YOUR OBJECTIVE
Repeat every entry in the listing below, exactly.
· · · · ·
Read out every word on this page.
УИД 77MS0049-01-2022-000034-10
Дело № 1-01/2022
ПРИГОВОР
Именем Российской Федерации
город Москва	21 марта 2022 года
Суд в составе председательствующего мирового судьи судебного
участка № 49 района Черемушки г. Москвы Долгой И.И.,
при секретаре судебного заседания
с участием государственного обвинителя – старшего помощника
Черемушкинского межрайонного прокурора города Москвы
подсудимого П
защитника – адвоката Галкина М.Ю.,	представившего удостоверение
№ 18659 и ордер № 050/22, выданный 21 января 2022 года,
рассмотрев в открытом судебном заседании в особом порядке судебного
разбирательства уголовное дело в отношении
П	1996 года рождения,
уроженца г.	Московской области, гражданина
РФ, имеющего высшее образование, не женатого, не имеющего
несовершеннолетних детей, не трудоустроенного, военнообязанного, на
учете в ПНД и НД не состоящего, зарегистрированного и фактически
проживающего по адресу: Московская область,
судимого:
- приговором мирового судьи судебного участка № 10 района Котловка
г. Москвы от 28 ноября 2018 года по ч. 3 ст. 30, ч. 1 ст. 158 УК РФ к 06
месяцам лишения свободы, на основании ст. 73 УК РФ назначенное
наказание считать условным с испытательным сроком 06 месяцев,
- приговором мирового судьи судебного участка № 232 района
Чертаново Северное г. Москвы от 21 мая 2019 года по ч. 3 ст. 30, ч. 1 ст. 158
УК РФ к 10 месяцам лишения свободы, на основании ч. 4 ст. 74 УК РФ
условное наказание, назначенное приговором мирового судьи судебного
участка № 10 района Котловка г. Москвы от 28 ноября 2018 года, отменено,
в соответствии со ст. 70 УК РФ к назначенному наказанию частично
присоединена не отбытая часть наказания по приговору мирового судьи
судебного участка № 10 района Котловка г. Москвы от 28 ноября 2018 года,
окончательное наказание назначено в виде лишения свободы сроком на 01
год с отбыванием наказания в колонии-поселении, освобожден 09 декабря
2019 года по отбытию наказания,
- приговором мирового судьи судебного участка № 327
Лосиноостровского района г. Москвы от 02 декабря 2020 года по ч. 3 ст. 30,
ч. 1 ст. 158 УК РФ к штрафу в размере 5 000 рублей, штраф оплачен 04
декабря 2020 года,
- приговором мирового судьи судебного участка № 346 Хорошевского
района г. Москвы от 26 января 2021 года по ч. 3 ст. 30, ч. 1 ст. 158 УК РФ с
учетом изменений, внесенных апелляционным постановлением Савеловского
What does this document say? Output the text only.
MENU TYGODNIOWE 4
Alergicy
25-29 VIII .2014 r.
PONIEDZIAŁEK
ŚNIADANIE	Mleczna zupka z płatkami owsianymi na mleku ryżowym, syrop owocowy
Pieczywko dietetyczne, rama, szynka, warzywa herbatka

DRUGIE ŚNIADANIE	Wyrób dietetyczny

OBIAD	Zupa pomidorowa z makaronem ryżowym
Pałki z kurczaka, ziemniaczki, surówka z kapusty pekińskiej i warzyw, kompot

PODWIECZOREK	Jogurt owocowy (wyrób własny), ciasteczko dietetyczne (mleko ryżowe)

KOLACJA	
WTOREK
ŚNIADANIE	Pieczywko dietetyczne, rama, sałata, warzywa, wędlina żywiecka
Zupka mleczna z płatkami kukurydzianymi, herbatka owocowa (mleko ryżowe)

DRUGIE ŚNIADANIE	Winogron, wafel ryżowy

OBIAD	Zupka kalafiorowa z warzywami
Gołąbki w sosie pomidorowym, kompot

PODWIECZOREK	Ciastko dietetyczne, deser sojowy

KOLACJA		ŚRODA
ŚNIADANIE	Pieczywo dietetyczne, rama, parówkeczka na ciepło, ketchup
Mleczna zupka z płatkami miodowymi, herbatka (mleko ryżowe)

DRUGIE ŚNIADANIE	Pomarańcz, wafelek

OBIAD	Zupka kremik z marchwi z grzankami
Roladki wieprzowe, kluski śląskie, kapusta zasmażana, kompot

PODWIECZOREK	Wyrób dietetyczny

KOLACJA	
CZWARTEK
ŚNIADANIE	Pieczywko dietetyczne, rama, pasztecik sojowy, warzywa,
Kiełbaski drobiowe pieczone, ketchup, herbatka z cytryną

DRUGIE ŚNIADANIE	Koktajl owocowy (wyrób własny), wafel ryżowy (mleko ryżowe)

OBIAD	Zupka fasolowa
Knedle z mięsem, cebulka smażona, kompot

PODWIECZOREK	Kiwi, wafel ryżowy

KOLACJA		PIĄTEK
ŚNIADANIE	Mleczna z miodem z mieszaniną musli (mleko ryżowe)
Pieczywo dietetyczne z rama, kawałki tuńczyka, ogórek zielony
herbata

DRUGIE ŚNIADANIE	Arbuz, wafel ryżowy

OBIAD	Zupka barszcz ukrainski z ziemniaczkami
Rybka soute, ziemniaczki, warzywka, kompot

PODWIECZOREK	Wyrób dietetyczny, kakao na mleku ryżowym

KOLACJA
· · · · ·
PROBLEM SOLUTION
Read out every word on this page.
УИД 77MS0049-01-2022-000034-10
Дело № 1-01/2022
ПРИГОВОР
Именем Российской Федерации
город Москва	21 марта 2022 года
Суд в составе председательствующего мирового судьи судебного
участка № 49 района Черемушки г. Москвы Долгой И.И.,
при секретаре судебного заседания
с участием государственного обвинителя – старшего помощника
Черемушкинского межрайонного прокурора города Москвы
подсудимого П
защитника – адвоката Галкина М.Ю.,	представившего удостоверение
№ 18659 и ордер № 050/22, выданный 21 января 2022 года,
рассмотрев в открытом судебном заседании в особом порядке судебного
разбирательства уголовное дело в отношении
П	1996 года рождения,
уроженца г.	Московской области, гражданина
РФ, имеющего высшее образование, не женатого, не имеющего
несовершеннолетних детей, не трудоустроенного, военнообязанного, на
учете в ПНД и НД не состоящего, зарегистрированного и фактически
проживающего по адресу: Московская область,
судимого:
- приговором мирового судьи судебного участка № 10 района Котловка
г. Москвы от 28 ноября 2018 года по ч. 3 ст. 30, ч. 1 ст. 158 УК РФ к 06
месяцам лишения свободы, на основании ст. 73 УК РФ назначенное
наказание считать условным с испытательным сроком 06 месяцев,
- приговором мирового судьи судебного участка № 232 района
Чертаново Северное г. Москвы от 21 мая 2019 года по ч. 3 ст. 30, ч. 1 ст. 158
УК РФ к 10 месяцам лишения свободы, на основании ч. 4 ст. 74 УК РФ
условное наказание, назначенное приговором мирового судьи судебного
участка № 10 района Котловка г. Москвы от 28 ноября 2018 года, отменено,
в соответствии со ст. 70 УК РФ к назначенному наказанию частично
присоединена не отбытая часть наказания по приговору мирового судьи
судебного участка № 10 района Котловка г. Москвы от 28 ноября 2018 года,
окончательное наказание назначено в виде лишения свободы сроком на 01
год с отбыванием наказания в колонии-поселении, освобожден 09 декабря
2019 года по отбытию наказания,
- приговором мирового судьи судебного участка № 327
Лосиноостровского района г. Москвы от 02 декабря 2020 года по ч. 3 ст. 30,
ч. 1 ст. 158 УК РФ к штрафу в размере 5 000 рублей, штраф оплачен 04
декабря 2020 года,
- приговором мирового судьи судебного участка № 346 Хорошевского
района г. Москвы от 26 января 2021 года по ч. 3 ст. 30, ч. 1 ст. 158 УК РФ с
учетом изменений, внесенных апелляционным постановлением Савеловского
What does this document say? Output the text only.
MENU TYGODNIOWE 4
Alergicy
25-29 VIII .2014 r.
PONIEDZIAŁEK
ŚNIADANIE	Mleczna zupka z płatkami owsianymi na mleku ryżowym, syrop owocowy
Pieczywko dietetyczne, rama, szynka, warzywa herbatka

DRUGIE ŚNIADANIE	Wyrób dietetyczny

OBIAD	Zupa pomidorowa z makaronem ryżowym
Pałki z kurczaka, ziemniaczki, surówka z kapusty pekińskiej i warzyw, kompot

PODWIECZOREK	Jogurt owocowy (wyrób własny), ciasteczko dietetyczne (mleko ryżowe)

KOLACJA	
WTOREK
ŚNIADANIE	Pieczywko dietetyczne, rama, sałata, warzywa, wędlina żywiecka
Zupka mleczna z płatkami kukurydzianymi, herbatka owocowa (mleko ryżowe)

DRUGIE ŚNIADANIE	Winogron, wafel ryżowy

OBIAD	Zupka kalafiorowa z warzywami
Gołąbki w sosie pomidorowym, kompot

PODWIECZOREK	Ciastko dietetyczne, deser sojowy

KOLACJA		ŚRODA
ŚNIADANIE	Pieczywo dietetyczne, rama, parówkeczka na ciepło, ketchup
Mleczna zupka z płatkami miodowymi, herbatka (mleko ryżowe)

DRUGIE ŚNIADANIE	Pomarańcz, wafelek

OBIAD	Zupka kremik z marchwi z grzankami
Roladki wieprzowe, kluski śląskie, kapusta zasmażana, kompot

PODWIECZOREK	Wyrób dietetyczny

KOLACJA	
CZWARTEK
ŚNIADANIE	Pieczywko dietetyczne, rama, pasztecik sojowy, warzywa,
Kiełbaski drobiowe pieczone, ketchup, herbatka z cytryną

DRUGIE ŚNIADANIE	Koktajl owocowy (wyrób własny), wafel ryżowy (mleko ryżowe)

OBIAD	Zupka fasolowa
Knedle z mięsem, cebulka smażona, kompot

PODWIECZOREK	Kiwi, wafel ryżowy

KOLACJA		PIĄTEK
ŚNIADANIE	Mleczna z miodem z mieszaniną musli (mleko ryżowe)
Pieczywo dietetyczne z rama, kawałki tuńczyka, ogórek zielony
herbata

DRUGIE ŚNIADANIE	Arbuz, wafel ryżowy

OBIAD	Zupka barszcz ukrainski z ziemniaczkami
Rybka soute, ziemniaczki, warzywka, kompot

PODWIECZOREK	Wyrób dietetyczny, kakao na mleku ryżowym

KOLACJA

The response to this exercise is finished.